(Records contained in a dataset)
>>>
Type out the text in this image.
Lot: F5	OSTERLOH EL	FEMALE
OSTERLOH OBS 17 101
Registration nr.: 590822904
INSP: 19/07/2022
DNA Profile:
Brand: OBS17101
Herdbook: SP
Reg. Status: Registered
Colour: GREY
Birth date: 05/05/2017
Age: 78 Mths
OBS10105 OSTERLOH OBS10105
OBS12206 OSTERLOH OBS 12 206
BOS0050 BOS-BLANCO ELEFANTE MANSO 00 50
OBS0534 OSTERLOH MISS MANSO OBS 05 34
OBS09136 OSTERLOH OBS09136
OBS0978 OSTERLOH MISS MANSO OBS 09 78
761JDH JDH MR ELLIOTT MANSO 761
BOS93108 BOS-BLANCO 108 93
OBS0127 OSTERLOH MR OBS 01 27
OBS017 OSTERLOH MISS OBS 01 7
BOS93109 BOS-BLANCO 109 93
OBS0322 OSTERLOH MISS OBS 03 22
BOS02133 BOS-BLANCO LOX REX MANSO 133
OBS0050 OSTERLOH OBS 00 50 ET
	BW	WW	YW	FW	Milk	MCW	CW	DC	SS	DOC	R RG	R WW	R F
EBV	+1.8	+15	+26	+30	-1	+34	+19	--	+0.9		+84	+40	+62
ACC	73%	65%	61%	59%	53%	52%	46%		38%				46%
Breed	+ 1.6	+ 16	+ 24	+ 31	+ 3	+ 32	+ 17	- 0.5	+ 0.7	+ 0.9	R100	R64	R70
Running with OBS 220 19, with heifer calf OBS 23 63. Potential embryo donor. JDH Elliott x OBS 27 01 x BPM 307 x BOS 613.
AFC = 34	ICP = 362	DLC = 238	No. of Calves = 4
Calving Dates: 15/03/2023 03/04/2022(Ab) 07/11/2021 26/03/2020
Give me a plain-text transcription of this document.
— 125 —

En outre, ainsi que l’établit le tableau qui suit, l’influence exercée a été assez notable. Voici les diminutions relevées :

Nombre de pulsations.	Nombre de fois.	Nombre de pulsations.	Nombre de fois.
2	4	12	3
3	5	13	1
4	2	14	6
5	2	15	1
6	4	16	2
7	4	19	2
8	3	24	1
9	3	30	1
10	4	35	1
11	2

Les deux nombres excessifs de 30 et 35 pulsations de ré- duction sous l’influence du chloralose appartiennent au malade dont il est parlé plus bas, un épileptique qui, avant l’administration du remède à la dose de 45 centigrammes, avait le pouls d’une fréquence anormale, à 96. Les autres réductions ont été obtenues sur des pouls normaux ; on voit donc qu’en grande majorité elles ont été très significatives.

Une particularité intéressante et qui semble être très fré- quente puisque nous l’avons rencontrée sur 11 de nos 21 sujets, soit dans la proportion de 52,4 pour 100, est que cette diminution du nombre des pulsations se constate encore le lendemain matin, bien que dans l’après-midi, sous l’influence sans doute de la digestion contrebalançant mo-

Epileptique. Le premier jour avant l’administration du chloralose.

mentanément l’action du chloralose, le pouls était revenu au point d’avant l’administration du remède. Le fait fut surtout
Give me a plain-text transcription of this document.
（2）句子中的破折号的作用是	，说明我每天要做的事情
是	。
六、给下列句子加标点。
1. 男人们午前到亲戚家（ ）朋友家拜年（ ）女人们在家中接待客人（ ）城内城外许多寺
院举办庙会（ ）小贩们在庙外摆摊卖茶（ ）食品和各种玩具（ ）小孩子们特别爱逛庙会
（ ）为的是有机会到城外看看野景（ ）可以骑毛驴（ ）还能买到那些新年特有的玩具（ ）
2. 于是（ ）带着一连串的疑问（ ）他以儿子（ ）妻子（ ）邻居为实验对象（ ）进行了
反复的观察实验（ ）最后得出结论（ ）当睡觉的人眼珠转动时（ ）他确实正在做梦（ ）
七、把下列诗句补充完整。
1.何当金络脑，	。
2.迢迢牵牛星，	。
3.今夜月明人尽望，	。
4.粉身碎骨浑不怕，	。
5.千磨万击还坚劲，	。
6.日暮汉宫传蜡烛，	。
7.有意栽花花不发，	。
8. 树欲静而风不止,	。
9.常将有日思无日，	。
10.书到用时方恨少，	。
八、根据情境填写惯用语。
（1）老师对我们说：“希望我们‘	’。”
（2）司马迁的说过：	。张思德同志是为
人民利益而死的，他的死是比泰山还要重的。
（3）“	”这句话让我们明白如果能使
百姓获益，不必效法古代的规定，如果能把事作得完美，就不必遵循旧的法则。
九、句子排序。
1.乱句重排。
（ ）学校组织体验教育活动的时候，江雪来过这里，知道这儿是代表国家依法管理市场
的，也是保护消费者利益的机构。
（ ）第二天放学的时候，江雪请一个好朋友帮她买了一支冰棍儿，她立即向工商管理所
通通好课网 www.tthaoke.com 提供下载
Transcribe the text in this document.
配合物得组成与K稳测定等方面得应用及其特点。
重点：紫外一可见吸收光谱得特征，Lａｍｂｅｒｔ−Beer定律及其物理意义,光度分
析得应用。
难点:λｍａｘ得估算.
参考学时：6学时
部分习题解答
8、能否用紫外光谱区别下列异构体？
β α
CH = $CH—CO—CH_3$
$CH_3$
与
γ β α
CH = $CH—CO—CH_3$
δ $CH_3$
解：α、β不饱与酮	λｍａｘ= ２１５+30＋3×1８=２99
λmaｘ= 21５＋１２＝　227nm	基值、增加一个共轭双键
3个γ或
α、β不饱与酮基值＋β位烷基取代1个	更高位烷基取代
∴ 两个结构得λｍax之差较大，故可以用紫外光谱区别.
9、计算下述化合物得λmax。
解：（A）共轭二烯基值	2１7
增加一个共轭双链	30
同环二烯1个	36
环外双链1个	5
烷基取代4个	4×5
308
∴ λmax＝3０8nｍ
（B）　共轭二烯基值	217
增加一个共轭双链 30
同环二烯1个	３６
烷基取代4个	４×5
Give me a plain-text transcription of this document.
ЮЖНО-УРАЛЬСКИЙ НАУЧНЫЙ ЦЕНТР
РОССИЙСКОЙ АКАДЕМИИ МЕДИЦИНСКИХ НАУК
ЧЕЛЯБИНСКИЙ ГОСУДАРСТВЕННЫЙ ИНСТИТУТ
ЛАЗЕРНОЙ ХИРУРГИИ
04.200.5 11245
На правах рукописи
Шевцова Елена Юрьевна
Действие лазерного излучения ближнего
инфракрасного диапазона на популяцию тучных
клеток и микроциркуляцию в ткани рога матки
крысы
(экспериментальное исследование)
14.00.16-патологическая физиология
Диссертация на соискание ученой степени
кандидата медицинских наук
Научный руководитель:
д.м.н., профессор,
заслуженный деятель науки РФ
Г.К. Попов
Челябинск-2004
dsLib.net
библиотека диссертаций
<<<
▶ _TASK DIRECTIONS_: Identify which lines contain the word "chloralose" and copy each one.

▶ _FULL RESPONSE_:
Les deux nombres excessifs de 30 et 35 pulsations de ré- duction sous l’influence du chloralose appartiennent au malade dont il est parlé plus bas, un épileptique qui, avant l’administration du remède à la dose de 45 centigrammes, avait le pouls d’une fréquence anormale, à 96. Les autres réductions ont été obtenues sur des pouls normaux ; on voit donc qu’en grande majorité elles ont été très significatives.
Epileptique. Le premier jour avant l’administration du chloralose.
mentanément l’action du chloralose, le pouls était revenu au point d’avant l’administration du remède. Le fait fut surtout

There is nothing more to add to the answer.